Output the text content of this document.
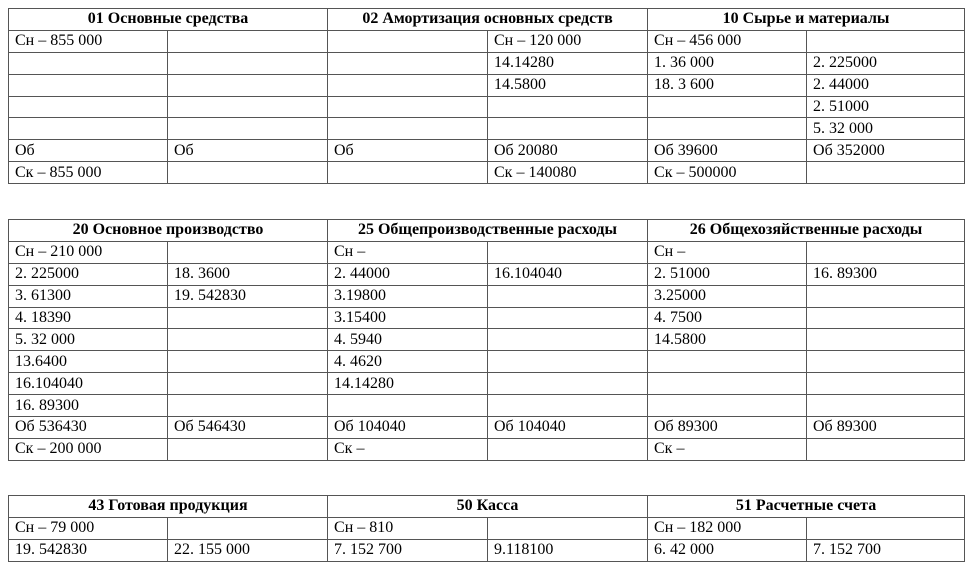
01 Основные средства		02 Амортизация основных средств		10 Сырье и материалы	
Сн – 855 000			Сн – 120 000	Сн – 456 000	
			14.14280	1. 36 000	2. 225000
			14.5800	18. 3 600	2. 44000
					2. 51000
					5. 32 000
Об	Об	Об	Об 20080	Об 39600	Об 352000
Ск – 855 000			Ск – 140080	Ск – 500000	
20 Основное производство		25 Общепроизводственные расходы		26 Общехозяйственные расходы	
Сн – 210 000		Сн –		Сн –	
2. 225000	18. 3600	2. 44000	16.104040	2. 51000	16. 89300
3. 61300	19. 542830	3.19800		3.25000	
4. 18390		3.15400		4. 7500	
5. 32 000		4. 5940		14.5800	
13.6400		4. 4620			
16.104040		14.14280			
16. 89300					
Об 536430	Об 546430	Об 104040	Об 104040	Об 89300	Об 89300
Ск – 200 000		Ск –		Ск –	
43 Готовая продукция		50 Касса		51 Расчетные счета	
Сн – 79 000		Сн – 810		Сн – 182 000	
19. 542830	22. 155 000	7. 152 700	9.118100	6. 42 000	7. 152 700
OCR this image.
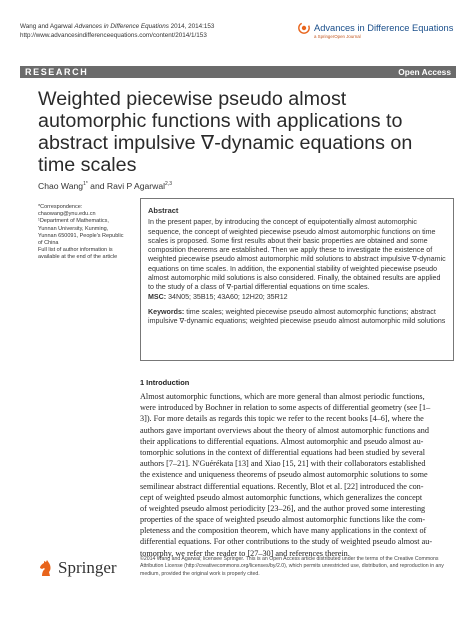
Wang and Agarwal Advances in Difference Equations 2014, 2014:153
http://www.advancesindifferenceequations.com/content/2014/1/153
Advances in Difference Equations
a SpringerOpen Journal
RESEARCH	Open Access
Weighted piecewise pseudo almost
automorphic functions with applications to
abstract impulsive ∇-dynamic equations on
time scales
Chao Wang$^{1*}$ and Ravi P Agarwal$^{2,3}$
*Correspondence:
chaowang@ynu.edu.cn
¹Department of Mathematics,
Yunnan University, Kunming,
Yunnan 650091, People's Republic
of China
Full list of author information is
available at the end of the article
Abstract

In the present paper, by introducing the concept of equipotentially almost automorphic sequence, the concept of weighted piecewise pseudo almost automorphic functions on time scales is proposed. Some first results about their basic properties are obtained and some composition theorems are established. Then we apply these to investigate the existence of weighted piecewise pseudo almost automorphic mild solutions to abstract impulsive ∇-dynamic equations on time scales. In addition, the exponential stability of weighted piecewise pseudo almost automorphic mild solutions is also considered. Finally, the obtained results are applied to the study of a class of ∇-partial differential equations on time scales.

MSC: 34N05; 35B15; 43A60; 12H20; 35R12
Keywords: time scales; weighted piecewise pseudo almost automorphic functions; abstract impulsive ∇-dynamic equations; weighted piecewise pseudo almost automorphic mild solutions
1 Introduction
Almost automorphic functions, which are more general than almost periodic functions,
were introduced by Bochner in relation to some aspects of differential geometry (see [1–
3]). For more details as regards this topic we refer to the recent books [4–6], where the
authors gave important overviews about the theory of almost automorphic functions and
their applications to differential equations. Almost automorphic and pseudo almost au-
tomorphic solutions in the context of differential equations had been studied by several
authors [7–21]. N'Guérékata [13] and Xiao [15, 21] with their collaborators established
the existence and uniqueness theorems of pseudo almost automorphic solutions to some
semilinear abstract differential equations. Recently, Blot et al. [22] introduced the con-
cept of weighted pseudo almost automorphic functions, which generalizes the concept
of weighted pseudo almost periodicity [23–26], and the author proved some interesting
properties of the space of weighted pseudo almost automorphic functions like the com-
pleteness and the composition theorem, which have many applications in the context of
differential equations. For other contributions to the study of weighted pseudo almost au-
tomorphy, we refer the reader to [27–30] and references therein.
Springer	©2014 Wang and Agarwal; licensee Springer. This is an Open Access article distributed under the terms of the Creative Commons Attribution License (http://creativecommons.org/licenses/by/2.0), which permits unrestricted use, distribution, and reproduction in any medium, provided the original work is properly cited.
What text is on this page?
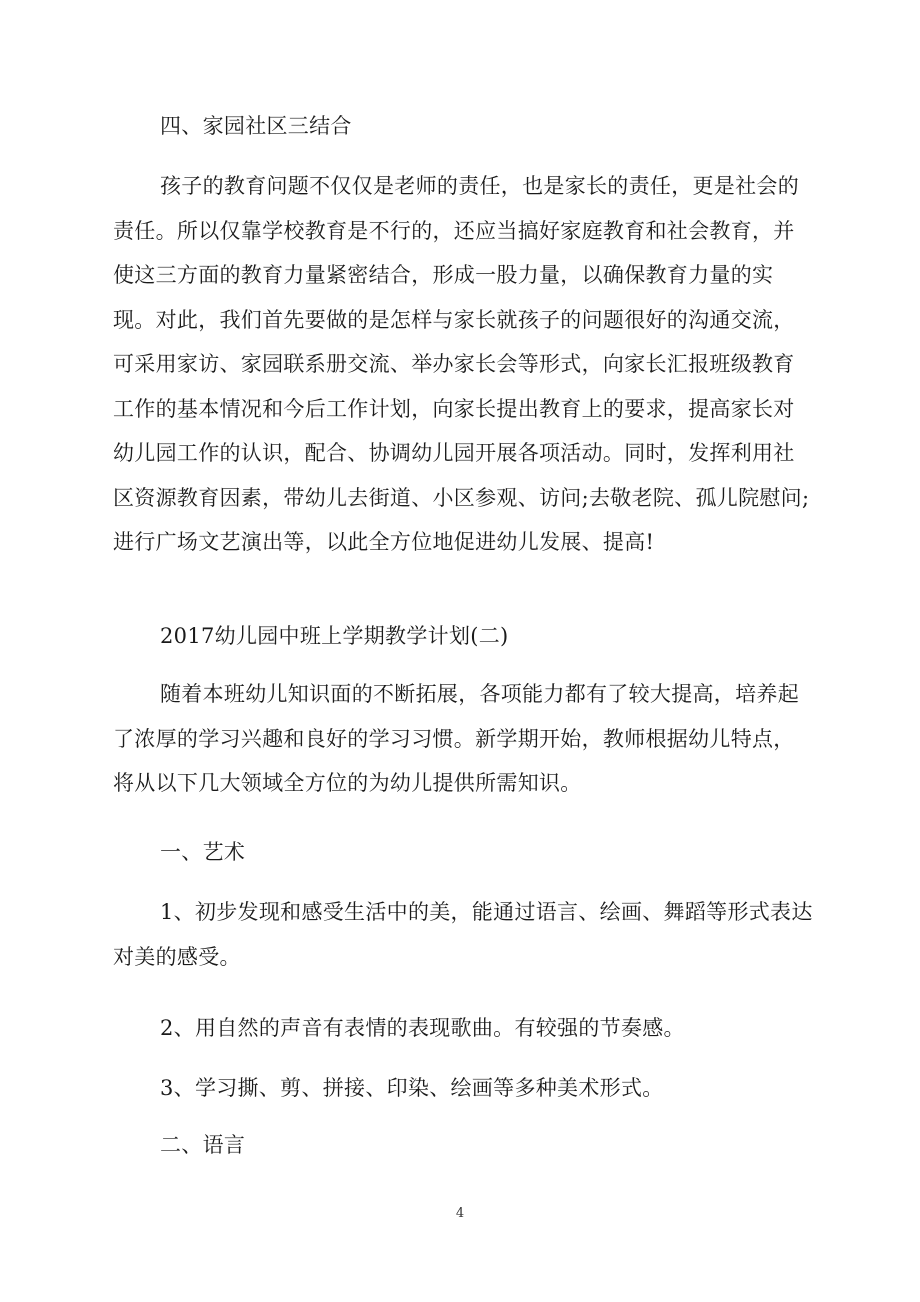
四、家园社区三结合

孩子的教育问题不仅仅是老师的责任，也是家长的责任，更是社会的责任。所以仅靠学校教育是不行的，还应当搞好家庭教育和社会教育，并使这三方面的教育力量紧密结合，形成一股力量，以确保教育力量的实现。对此，我们首先要做的是怎样与家长就孩子的问题很好的沟通交流，可采用家访、家园联系册交流、举办家长会等形式，向家长汇报班级教育工作的基本情况和今后工作计划，向家长提出教育上的要求，提高家长对幼儿园工作的认识，配合、协调幼儿园开展各项活动。同时，发挥利用社区资源教育因素，带幼儿去街道、小区参观、访问;去敬老院、孤儿院慰问;进行广场文艺演出等，以此全方位地促进幼儿发展、提高!

2017幼儿园中班上学期教学计划(二)

随着本班幼儿知识面的不断拓展，各项能力都有了较大提高，培养起了浓厚的学习兴趣和良好的学习习惯。新学期开始，教师根据幼儿特点，将从以下几大领域全方位的为幼儿提供所需知识。

一、艺术

1、初步发现和感受生活中的美，能通过语言、绘画、舞蹈等形式表达对美的感受。

2、用自然的声音有表情的表现歌曲。有较强的节奏感。

3、学习撕、剪、拼接、印染、绘画等多种美术形式。

二、语言

4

-------

> [Description of the task]:
Reproduce the material above in full and without alteration, but skip all pictures.

> [Task solution]:
Output the text content of this document.
01 Основные средства		02 Амортизация основных средств		10 Сырье и материалы	
Сн – 855 000			Сн – 120 000	Сн – 456 000	
			14.14280	1. 36 000	2. 225000
			14.5800	18. 3 600	2. 44000
					2. 51000
					5. 32 000
Об	Об	Об	Об 20080	Об 39600	Об 352000
Ск – 855 000			Ск – 140080	Ск – 500000	
20 Основное производство		25 Общепроизводственные расходы		26 Общехозяйственные расходы	
Сн – 210 000		Сн –		Сн –	
2. 225000	18. 3600	2. 44000	16.104040	2. 51000	16. 89300
3. 61300	19. 542830	3.19800		3.25000	
4. 18390		3.15400		4. 7500	
5. 32 000		4. 5940		14.5800	
13.6400		4. 4620			
16.104040		14.14280			
16. 89300					
Об 536430	Об 546430	Об 104040	Об 104040	Об 89300	Об 89300
Ск – 200 000		Ск –		Ск –	
43 Готовая продукция		50 Касса		51 Расчетные счета	
Сн – 79 000		Сн – 810		Сн – 182 000	
19. 542830	22. 155 000	7. 152 700	9.118100	6. 42 000	7. 152 700
OCR this image.
Wang and Agarwal Advances in Difference Equations 2014, 2014:153
http://www.advancesindifferenceequations.com/content/2014/1/153
Advances in Difference Equations
a SpringerOpen Journal
RESEARCH	Open Access
Weighted piecewise pseudo almost
automorphic functions with applications to
abstract impulsive ∇-dynamic equations on
time scales
Chao Wang$^{1*}$ and Ravi P Agarwal$^{2,3}$
*Correspondence:
chaowang@ynu.edu.cn
¹Department of Mathematics,
Yunnan University, Kunming,
Yunnan 650091, People's Republic
of China
Full list of author information is
available at the end of the article
Abstract

In the present paper, by introducing the concept of equipotentially almost automorphic sequence, the concept of weighted piecewise pseudo almost automorphic functions on time scales is proposed. Some first results about their basic properties are obtained and some composition theorems are established. Then we apply these to investigate the existence of weighted piecewise pseudo almost automorphic mild solutions to abstract impulsive ∇-dynamic equations on time scales. In addition, the exponential stability of weighted piecewise pseudo almost automorphic mild solutions is also considered. Finally, the obtained results are applied to the study of a class of ∇-partial differential equations on time scales.

MSC: 34N05; 35B15; 43A60; 12H20; 35R12
Keywords: time scales; weighted piecewise pseudo almost automorphic functions; abstract impulsive ∇-dynamic equations; weighted piecewise pseudo almost automorphic mild solutions
1 Introduction
Almost automorphic functions, which are more general than almost periodic functions,
were introduced by Bochner in relation to some aspects of differential geometry (see [1–
3]). For more details as regards this topic we refer to the recent books [4–6], where the
authors gave important overviews about the theory of almost automorphic functions and
their applications to differential equations. Almost automorphic and pseudo almost au-
tomorphic solutions in the context of differential equations had been studied by several
authors [7–21]. N'Guérékata [13] and Xiao [15, 21] with their collaborators established
the existence and uniqueness theorems of pseudo almost automorphic solutions to some
semilinear abstract differential equations. Recently, Blot et al. [22] introduced the con-
cept of weighted pseudo almost automorphic functions, which generalizes the concept
of weighted pseudo almost periodicity [23–26], and the author proved some interesting
properties of the space of weighted pseudo almost automorphic functions like the com-
pleteness and the composition theorem, which have many applications in the context of
differential equations. For other contributions to the study of weighted pseudo almost au-
tomorphy, we refer the reader to [27–30] and references therein.
Springer	©2014 Wang and Agarwal; licensee Springer. This is an Open Access article distributed under the terms of the Creative Commons Attribution License (http://creativecommons.org/licenses/by/2.0), which permits unrestricted use, distribution, and reproduction in any medium, provided the original work is properly cited.
What text is on this page?
四、家园社区三结合

孩子的教育问题不仅仅是老师的责任，也是家长的责任，更是社会的责任。所以仅靠学校教育是不行的，还应当搞好家庭教育和社会教育，并使这三方面的教育力量紧密结合，形成一股力量，以确保教育力量的实现。对此，我们首先要做的是怎样与家长就孩子的问题很好的沟通交流，可采用家访、家园联系册交流、举办家长会等形式，向家长汇报班级教育工作的基本情况和今后工作计划，向家长提出教育上的要求，提高家长对幼儿园工作的认识，配合、协调幼儿园开展各项活动。同时，发挥利用社区资源教育因素，带幼儿去街道、小区参观、访问;去敬老院、孤儿院慰问;进行广场文艺演出等，以此全方位地促进幼儿发展、提高!

2017幼儿园中班上学期教学计划(二)

随着本班幼儿知识面的不断拓展，各项能力都有了较大提高，培养起了浓厚的学习兴趣和良好的学习习惯。新学期开始，教师根据幼儿特点，将从以下几大领域全方位的为幼儿提供所需知识。

一、艺术

1、初步发现和感受生活中的美，能通过语言、绘画、舞蹈等形式表达对美的感受。

2、用自然的声音有表情的表现歌曲。有较强的节奏感。

3、学习撕、剪、拼接、印染、绘画等多种美术形式。

二、语言

4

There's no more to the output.